Review the material line by line. Identify and copy every line that contains the string "Steell".

-------- LISTED ENTRIES --------

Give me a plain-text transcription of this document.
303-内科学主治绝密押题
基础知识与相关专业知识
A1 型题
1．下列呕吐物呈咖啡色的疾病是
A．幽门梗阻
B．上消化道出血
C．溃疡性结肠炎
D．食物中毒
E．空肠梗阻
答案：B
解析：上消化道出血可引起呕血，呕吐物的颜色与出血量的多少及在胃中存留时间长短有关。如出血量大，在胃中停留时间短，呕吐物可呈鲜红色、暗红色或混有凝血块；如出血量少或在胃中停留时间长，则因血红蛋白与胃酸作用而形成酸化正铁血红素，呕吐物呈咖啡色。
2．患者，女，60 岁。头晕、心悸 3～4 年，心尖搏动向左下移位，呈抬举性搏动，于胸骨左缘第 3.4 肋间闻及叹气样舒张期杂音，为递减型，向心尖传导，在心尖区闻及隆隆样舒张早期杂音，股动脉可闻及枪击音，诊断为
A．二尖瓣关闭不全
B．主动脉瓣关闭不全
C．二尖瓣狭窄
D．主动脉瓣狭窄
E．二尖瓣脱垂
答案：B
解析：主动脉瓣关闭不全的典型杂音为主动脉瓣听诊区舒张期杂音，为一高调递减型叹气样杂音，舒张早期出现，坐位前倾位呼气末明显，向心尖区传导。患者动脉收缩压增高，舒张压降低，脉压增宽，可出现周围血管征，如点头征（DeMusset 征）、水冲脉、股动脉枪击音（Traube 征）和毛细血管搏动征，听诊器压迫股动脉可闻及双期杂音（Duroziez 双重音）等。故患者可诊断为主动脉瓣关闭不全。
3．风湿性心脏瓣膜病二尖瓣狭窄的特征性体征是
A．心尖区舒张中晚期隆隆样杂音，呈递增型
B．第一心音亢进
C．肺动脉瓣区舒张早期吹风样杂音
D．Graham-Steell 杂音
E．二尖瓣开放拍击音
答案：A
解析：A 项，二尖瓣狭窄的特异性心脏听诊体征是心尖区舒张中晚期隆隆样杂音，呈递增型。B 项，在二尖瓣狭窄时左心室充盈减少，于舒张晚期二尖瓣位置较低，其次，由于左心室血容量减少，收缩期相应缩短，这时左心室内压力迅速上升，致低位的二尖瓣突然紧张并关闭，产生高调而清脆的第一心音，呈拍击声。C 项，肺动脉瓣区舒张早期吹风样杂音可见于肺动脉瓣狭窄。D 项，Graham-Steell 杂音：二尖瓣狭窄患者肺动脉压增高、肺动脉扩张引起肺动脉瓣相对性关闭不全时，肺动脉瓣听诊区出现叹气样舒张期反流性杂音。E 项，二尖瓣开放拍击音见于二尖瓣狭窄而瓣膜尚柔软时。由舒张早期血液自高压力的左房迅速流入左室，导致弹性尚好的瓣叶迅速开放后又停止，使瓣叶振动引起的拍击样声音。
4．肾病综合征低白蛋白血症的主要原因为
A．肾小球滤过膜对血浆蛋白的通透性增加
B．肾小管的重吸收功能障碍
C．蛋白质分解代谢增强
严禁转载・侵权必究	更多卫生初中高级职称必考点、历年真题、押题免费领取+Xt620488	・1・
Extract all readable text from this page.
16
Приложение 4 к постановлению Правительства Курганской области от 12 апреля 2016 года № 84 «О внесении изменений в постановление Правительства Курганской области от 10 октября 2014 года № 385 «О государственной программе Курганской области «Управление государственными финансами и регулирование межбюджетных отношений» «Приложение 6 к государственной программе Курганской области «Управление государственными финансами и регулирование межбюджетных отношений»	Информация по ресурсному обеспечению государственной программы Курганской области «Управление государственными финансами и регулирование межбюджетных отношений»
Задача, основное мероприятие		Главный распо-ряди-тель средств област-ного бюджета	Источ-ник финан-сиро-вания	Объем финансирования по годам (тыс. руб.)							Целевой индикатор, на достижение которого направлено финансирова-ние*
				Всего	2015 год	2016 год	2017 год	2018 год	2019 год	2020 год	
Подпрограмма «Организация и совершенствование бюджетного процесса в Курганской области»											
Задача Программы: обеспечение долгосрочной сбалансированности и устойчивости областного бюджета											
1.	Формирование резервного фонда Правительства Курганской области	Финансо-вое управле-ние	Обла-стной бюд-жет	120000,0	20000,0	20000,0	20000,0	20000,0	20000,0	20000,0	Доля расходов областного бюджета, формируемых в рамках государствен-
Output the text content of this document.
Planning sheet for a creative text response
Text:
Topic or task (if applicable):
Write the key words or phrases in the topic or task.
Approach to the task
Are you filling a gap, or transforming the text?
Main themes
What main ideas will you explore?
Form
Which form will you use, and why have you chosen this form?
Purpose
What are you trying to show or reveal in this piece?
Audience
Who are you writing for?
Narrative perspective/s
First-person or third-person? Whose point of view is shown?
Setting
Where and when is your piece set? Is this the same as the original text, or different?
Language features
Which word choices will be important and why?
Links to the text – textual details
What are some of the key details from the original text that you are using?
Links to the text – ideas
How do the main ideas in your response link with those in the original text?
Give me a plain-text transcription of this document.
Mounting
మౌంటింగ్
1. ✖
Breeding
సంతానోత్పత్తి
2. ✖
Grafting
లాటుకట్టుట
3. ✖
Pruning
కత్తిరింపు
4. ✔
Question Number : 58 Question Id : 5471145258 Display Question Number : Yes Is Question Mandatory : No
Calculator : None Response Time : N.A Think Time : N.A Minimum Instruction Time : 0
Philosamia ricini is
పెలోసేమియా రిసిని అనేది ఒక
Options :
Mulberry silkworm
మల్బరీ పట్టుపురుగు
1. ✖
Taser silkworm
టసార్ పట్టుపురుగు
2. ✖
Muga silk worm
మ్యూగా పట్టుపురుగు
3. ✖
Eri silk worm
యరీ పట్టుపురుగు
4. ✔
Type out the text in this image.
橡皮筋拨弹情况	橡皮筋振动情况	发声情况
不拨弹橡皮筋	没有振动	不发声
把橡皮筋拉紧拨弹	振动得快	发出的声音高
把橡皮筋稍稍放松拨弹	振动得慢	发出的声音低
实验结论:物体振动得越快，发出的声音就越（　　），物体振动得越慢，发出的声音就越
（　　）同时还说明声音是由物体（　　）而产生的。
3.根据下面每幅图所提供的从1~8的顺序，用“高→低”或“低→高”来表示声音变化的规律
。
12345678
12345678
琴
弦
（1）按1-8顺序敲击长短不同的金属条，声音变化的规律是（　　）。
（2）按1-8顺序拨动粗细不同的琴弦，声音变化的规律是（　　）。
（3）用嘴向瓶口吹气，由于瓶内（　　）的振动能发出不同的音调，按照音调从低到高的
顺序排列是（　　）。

--------

▶ **RESPONSE TO THIS EXERCISE**
D．Graham-Steell 杂音
解析：A 项，二尖瓣狭窄的特异性心脏听诊体征是心尖区舒张中晚期隆隆样杂音，呈递增型。B 项，在二尖瓣狭窄时左心室充盈减少，于舒张晚期二尖瓣位置较低，其次，由于左心室血容量减少，收缩期相应缩短，这时左心室内压力迅速上升，致低位的二尖瓣突然紧张并关闭，产生高调而清脆的第一心音，呈拍击声。C 项，肺动脉瓣区舒张早期吹风样杂音可见于肺动脉瓣狭窄。D 项，Graham-Steell 杂音：二尖瓣狭窄患者肺动脉压增高、肺动脉扩张引起肺动脉瓣相对性关闭不全时，肺动脉瓣听诊区出现叹气样舒张期反流性杂音。E 项，二尖瓣开放拍击音见于二尖瓣狭窄而瓣膜尚柔软时。由舒张早期血液自高压力的左房迅速流入左室，导致弹性尚好的瓣叶迅速开放后又停止，使瓣叶振动引起的拍击样声音。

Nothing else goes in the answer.